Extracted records
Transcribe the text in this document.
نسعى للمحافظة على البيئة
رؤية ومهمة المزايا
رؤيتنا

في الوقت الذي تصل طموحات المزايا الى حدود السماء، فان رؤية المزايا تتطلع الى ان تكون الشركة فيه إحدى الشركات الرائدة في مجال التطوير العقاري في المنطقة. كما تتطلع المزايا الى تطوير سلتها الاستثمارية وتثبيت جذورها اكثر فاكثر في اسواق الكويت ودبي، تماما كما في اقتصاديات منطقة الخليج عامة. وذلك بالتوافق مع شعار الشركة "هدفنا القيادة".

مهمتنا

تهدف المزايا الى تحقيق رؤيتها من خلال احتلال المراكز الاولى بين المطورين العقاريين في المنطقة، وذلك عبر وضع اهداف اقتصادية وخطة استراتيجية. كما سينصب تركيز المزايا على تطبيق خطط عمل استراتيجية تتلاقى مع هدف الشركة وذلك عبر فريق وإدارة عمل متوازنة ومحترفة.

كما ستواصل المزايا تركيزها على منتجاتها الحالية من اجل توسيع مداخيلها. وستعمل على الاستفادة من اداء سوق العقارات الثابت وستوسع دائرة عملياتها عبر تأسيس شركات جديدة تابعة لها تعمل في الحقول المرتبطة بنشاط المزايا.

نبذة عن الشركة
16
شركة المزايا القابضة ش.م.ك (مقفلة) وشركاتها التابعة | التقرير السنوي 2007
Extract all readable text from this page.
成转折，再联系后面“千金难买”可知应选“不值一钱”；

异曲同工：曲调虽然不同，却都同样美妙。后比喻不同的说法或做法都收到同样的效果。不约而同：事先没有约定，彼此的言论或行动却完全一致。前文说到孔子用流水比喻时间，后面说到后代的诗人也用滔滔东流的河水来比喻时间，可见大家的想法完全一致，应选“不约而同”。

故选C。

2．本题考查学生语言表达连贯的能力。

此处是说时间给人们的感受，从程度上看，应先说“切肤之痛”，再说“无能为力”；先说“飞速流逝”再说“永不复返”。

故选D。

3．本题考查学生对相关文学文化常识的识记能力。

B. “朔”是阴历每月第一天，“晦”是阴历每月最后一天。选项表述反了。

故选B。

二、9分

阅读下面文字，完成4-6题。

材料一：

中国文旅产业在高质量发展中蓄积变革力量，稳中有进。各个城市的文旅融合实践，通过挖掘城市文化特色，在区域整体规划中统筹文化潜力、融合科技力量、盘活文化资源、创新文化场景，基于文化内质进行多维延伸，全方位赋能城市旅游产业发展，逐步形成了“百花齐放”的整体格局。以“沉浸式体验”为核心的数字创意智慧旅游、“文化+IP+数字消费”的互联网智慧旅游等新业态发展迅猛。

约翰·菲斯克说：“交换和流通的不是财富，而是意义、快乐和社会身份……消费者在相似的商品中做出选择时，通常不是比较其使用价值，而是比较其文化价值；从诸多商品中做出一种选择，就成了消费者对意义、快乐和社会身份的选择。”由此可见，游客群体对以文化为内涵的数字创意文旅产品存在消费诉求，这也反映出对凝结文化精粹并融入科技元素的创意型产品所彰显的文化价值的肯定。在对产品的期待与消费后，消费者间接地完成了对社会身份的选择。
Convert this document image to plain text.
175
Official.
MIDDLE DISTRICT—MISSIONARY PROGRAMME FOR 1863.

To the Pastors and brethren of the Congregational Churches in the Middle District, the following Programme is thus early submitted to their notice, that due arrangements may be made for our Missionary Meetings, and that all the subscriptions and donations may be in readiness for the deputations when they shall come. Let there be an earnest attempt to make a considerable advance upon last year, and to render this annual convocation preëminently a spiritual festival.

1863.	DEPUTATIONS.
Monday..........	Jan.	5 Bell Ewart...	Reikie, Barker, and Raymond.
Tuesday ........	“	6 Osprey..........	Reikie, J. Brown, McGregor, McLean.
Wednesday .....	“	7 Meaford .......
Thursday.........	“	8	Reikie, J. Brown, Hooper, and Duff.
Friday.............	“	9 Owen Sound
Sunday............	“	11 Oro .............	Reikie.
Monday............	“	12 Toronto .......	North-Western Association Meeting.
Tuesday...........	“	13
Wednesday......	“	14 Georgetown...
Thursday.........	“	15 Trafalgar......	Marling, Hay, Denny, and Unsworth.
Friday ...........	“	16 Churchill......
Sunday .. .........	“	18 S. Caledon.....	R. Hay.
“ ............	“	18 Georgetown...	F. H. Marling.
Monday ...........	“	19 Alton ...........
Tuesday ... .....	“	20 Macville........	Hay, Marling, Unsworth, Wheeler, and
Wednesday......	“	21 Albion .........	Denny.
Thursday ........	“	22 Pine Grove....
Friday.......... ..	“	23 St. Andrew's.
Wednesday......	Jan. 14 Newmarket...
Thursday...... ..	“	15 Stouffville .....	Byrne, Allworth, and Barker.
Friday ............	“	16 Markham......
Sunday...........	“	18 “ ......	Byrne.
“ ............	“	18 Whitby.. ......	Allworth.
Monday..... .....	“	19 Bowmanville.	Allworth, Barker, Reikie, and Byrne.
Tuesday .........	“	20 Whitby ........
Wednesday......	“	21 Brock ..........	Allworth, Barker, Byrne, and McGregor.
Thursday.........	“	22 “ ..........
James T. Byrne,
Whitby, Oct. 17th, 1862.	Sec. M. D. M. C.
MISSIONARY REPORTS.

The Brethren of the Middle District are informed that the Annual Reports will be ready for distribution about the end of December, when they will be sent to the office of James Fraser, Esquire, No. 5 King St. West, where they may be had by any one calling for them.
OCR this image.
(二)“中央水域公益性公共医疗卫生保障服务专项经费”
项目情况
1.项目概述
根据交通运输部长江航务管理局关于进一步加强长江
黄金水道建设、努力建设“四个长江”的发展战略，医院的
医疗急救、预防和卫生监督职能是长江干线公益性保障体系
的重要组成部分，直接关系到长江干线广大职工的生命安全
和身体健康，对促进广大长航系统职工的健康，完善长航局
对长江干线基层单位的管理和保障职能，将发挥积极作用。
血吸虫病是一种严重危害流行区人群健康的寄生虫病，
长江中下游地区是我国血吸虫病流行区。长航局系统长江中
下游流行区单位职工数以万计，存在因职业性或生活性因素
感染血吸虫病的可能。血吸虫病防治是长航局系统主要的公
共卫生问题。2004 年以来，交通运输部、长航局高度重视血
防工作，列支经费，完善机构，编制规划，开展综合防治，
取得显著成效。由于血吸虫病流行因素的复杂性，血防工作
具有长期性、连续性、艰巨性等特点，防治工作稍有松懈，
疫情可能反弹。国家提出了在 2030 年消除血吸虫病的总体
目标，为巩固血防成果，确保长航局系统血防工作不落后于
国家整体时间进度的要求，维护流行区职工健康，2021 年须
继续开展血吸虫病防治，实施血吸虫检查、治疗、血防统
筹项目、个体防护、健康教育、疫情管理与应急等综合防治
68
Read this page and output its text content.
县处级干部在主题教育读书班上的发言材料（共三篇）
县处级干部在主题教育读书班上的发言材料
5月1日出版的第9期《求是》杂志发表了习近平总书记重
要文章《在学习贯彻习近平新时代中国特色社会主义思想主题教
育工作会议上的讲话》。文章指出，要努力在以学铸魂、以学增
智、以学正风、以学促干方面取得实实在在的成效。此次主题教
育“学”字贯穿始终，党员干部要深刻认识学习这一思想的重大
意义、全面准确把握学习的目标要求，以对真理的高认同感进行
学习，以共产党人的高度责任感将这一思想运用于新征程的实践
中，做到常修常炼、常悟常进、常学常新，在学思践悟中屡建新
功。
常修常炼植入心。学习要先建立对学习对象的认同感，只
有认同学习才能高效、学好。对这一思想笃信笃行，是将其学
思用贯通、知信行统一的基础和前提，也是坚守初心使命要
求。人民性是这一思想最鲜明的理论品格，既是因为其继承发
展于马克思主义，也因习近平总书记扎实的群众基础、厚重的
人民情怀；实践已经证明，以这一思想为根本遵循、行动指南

### Direction
Only the lines from the one containing "Read this page and output its text content." to the end of the data should be printed, exactly as they stand.

### Full output
Read this page and output its text content.
县处级干部在主题教育读书班上的发言材料（共三篇）
县处级干部在主题教育读书班上的发言材料
5月1日出版的第9期《求是》杂志发表了习近平总书记重
要文章《在学习贯彻习近平新时代中国特色社会主义思想主题教
育工作会议上的讲话》。文章指出，要努力在以学铸魂、以学增
智、以学正风、以学促干方面取得实实在在的成效。此次主题教
育“学”字贯穿始终，党员干部要深刻认识学习这一思想的重大
意义、全面准确把握学习的目标要求，以对真理的高认同感进行
学习，以共产党人的高度责任感将这一思想运用于新征程的实践
中，做到常修常炼、常悟常进、常学常新，在学思践悟中屡建新
功。
常修常炼植入心。学习要先建立对学习对象的认同感，只
有认同学习才能高效、学好。对这一思想笃信笃行，是将其学
思用贯通、知信行统一的基础和前提，也是坚守初心使命要
求。人民性是这一思想最鲜明的理论品格，既是因为其继承发
展于马克思主义，也因习近平总书记扎实的群众基础、厚重的
人民情怀；实践已经证明，以这一思想为根本遵循、行动指南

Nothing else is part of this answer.